[Data items]
/---
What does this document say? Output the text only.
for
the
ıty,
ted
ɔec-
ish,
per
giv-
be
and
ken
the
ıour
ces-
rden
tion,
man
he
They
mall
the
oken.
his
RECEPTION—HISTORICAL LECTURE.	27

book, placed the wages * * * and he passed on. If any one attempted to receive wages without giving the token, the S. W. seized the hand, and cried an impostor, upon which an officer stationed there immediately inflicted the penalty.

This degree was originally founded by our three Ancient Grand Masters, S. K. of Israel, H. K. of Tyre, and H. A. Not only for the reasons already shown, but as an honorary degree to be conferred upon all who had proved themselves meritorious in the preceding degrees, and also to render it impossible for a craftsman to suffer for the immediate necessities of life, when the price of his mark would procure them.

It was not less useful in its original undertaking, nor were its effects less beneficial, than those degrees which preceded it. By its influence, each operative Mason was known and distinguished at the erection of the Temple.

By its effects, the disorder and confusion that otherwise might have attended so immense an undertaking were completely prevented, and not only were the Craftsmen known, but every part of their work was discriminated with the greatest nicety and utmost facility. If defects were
\---
Reproduce each line of the material containing the word "were".

It was not less useful in its original undertaking, nor were its effects less beneficial, than those degrees which preceded it. By its influence, each operative Mason was known and distinguished at the erection of the Temple.
By its effects, the disorder and confusion that otherwise might have attended so immense an undertaking were completely prevented, and not only were the Craftsmen known, but every part of their work was discriminated with the greatest nicety and utmost facility. If defects were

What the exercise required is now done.